— begin EXERCISE MATERIALS —

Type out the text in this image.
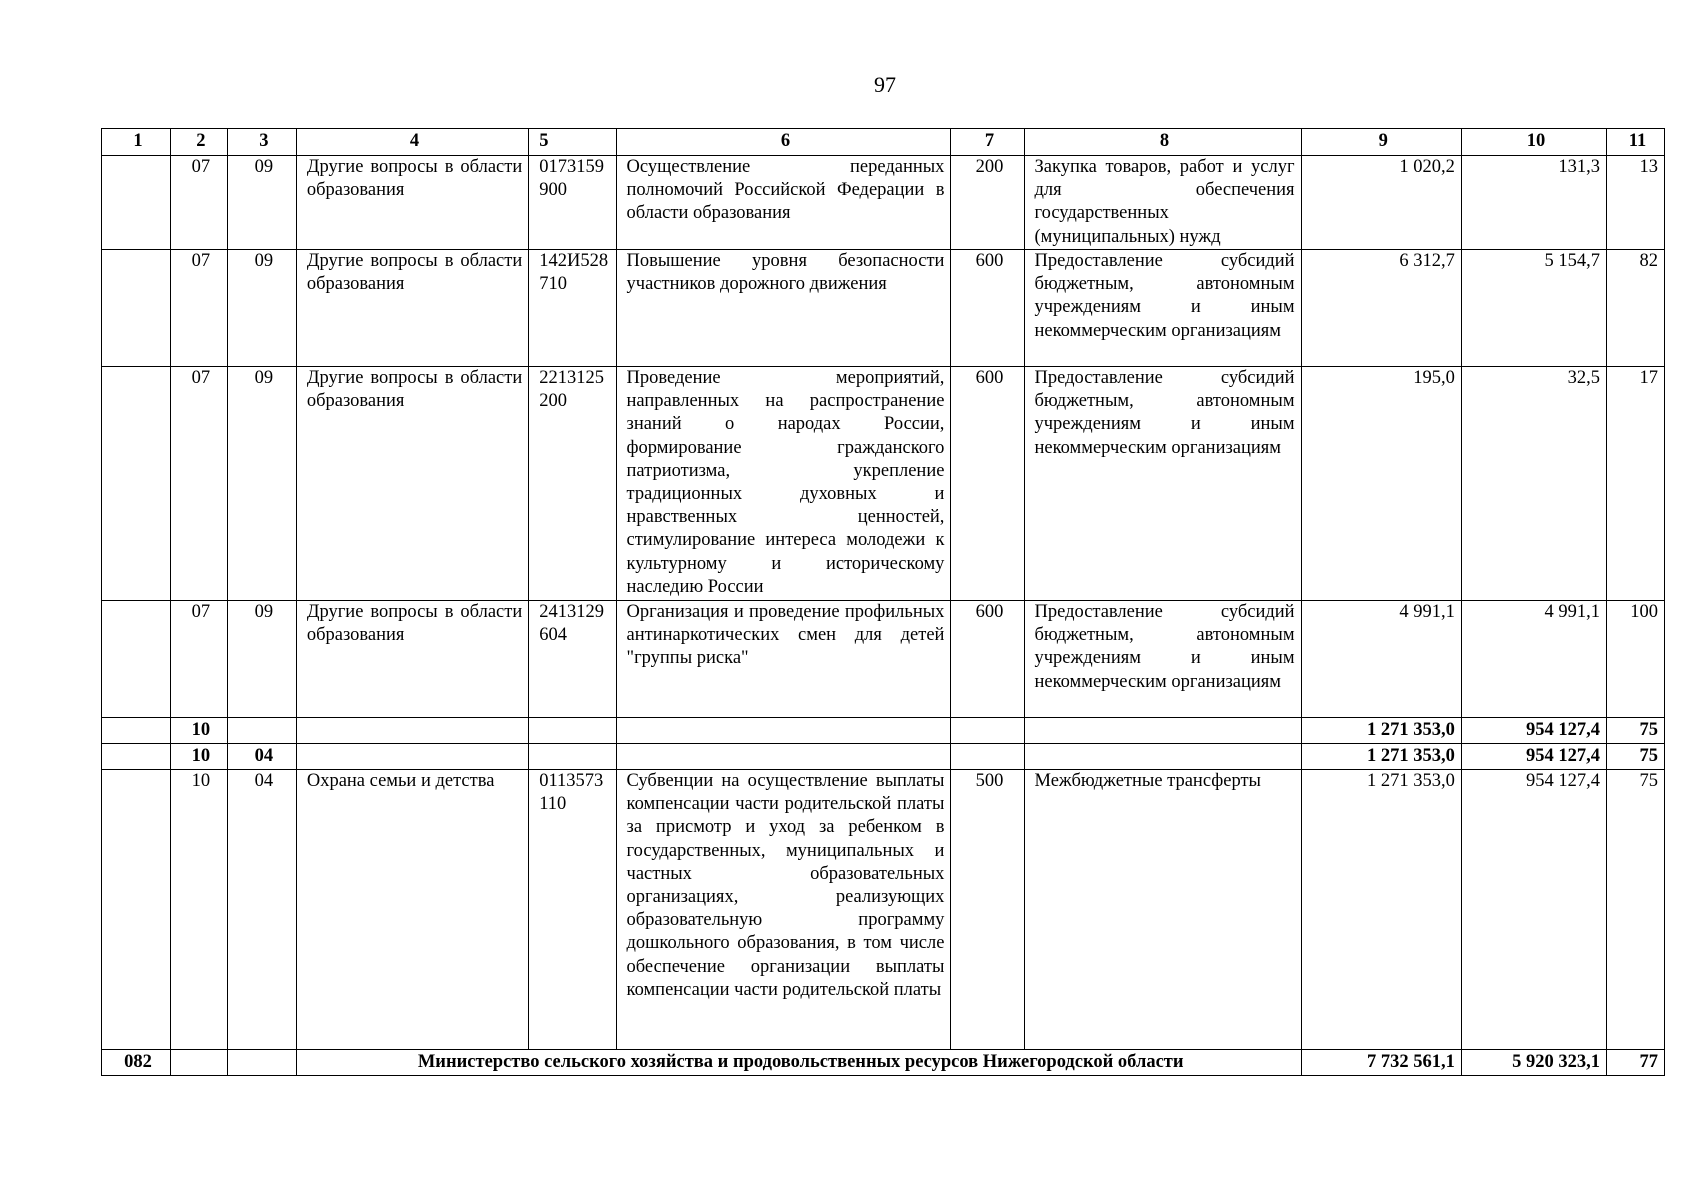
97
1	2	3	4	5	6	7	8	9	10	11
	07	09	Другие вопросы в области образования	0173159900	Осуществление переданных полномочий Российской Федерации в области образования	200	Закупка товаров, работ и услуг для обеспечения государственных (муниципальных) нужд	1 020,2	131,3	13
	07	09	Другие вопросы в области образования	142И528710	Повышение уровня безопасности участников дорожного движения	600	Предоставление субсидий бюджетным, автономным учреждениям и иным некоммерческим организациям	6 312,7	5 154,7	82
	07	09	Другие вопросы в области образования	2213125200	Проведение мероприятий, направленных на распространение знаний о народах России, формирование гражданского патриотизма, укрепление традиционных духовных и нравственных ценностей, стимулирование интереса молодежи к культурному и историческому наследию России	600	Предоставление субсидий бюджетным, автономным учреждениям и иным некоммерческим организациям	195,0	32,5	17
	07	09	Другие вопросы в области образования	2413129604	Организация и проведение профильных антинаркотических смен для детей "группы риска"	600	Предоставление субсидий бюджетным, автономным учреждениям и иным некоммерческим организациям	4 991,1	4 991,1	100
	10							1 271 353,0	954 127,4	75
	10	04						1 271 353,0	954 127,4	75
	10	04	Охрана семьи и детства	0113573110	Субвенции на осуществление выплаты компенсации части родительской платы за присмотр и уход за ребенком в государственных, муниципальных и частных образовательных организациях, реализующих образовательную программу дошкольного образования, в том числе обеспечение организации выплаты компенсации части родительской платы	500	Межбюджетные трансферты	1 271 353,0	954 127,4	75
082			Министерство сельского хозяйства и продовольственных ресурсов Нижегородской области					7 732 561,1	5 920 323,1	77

— end EXERCISE MATERIALS —
— begin EXERCISE MATERIALS —

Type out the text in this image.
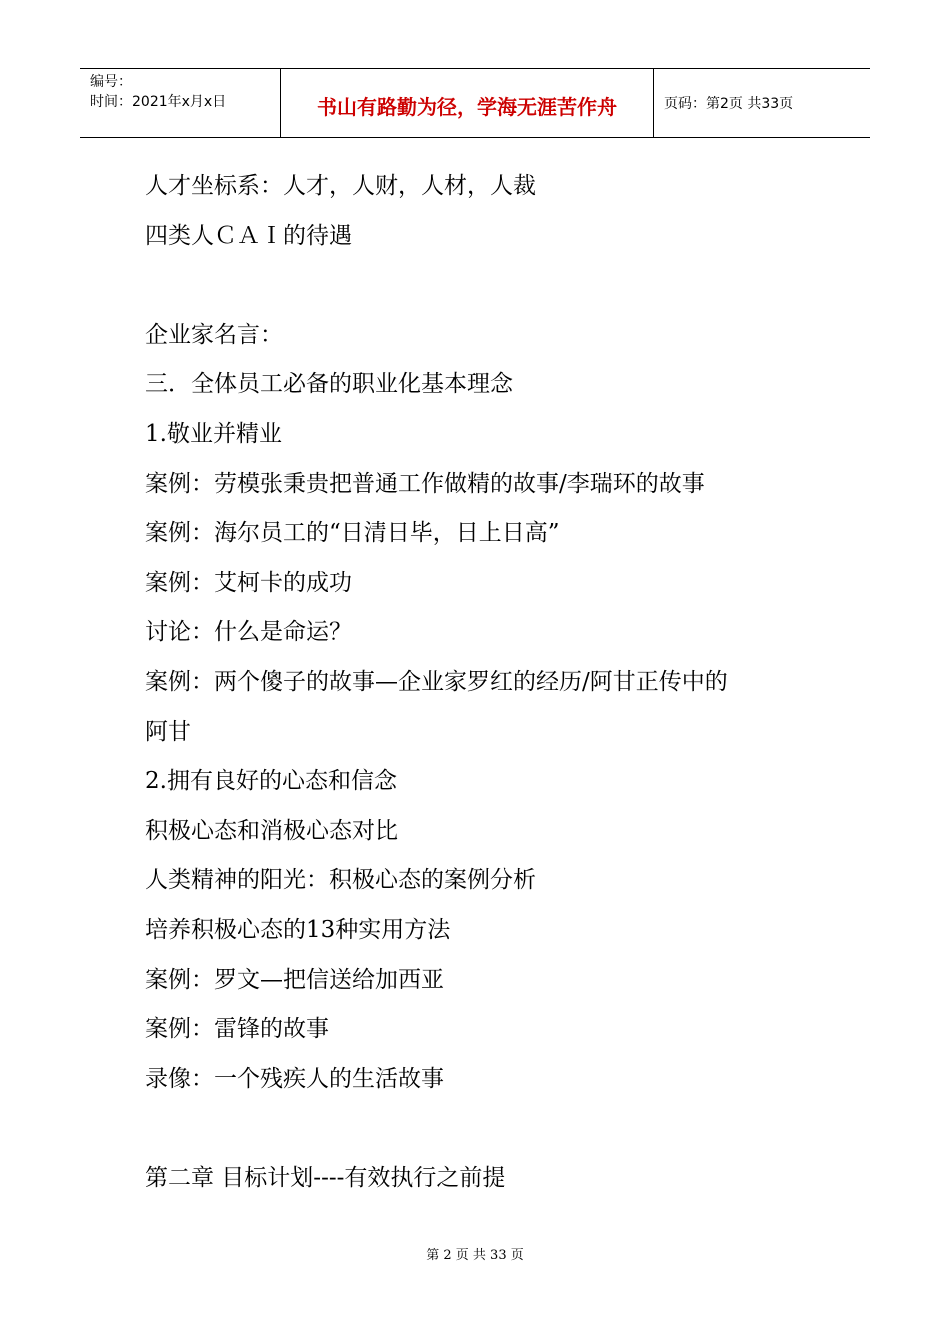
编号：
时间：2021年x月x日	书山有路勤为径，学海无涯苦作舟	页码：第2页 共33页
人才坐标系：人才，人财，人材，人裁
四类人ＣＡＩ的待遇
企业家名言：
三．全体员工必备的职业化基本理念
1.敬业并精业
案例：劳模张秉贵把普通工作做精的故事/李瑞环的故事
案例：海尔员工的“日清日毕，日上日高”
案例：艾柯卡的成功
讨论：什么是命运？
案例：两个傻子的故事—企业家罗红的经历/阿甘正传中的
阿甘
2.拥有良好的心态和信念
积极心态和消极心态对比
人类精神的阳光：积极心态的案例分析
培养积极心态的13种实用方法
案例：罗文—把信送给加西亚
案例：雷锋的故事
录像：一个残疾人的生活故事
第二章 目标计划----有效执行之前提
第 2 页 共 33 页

— end EXERCISE MATERIALS —
— begin EXERCISE MATERIALS —

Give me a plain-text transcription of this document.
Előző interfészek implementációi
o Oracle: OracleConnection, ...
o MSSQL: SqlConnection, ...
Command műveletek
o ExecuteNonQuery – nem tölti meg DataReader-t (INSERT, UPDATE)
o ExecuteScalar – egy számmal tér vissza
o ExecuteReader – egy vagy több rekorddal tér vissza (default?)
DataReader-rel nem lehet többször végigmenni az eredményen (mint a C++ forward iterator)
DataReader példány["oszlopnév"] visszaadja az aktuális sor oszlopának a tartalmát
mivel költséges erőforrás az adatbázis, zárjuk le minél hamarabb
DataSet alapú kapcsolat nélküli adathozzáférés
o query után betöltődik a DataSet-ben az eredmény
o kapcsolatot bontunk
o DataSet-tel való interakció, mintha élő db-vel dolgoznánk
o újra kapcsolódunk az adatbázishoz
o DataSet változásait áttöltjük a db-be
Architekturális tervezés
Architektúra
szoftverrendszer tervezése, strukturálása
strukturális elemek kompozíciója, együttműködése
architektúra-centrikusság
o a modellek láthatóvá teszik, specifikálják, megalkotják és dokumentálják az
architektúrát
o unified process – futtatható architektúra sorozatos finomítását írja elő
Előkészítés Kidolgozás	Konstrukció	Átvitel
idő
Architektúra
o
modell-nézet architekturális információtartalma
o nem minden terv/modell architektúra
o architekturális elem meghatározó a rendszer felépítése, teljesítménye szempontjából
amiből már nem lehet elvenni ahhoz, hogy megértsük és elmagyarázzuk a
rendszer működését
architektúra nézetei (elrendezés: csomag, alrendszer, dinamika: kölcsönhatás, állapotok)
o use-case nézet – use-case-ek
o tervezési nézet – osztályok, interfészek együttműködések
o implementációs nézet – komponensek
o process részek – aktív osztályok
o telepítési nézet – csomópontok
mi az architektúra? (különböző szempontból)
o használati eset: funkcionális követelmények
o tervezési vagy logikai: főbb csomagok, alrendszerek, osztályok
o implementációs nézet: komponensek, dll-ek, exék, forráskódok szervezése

— end EXERCISE MATERIALS —

[EXERCISE OBJECTIVE] Copy out every line that includes the word "vagy".

[WRITTEN RESPONSE]
o ExecuteReader – egy vagy több rekorddal tér vissza (default?)
o tervezési vagy logikai: főbb csomagok, alrendszerek, osztályok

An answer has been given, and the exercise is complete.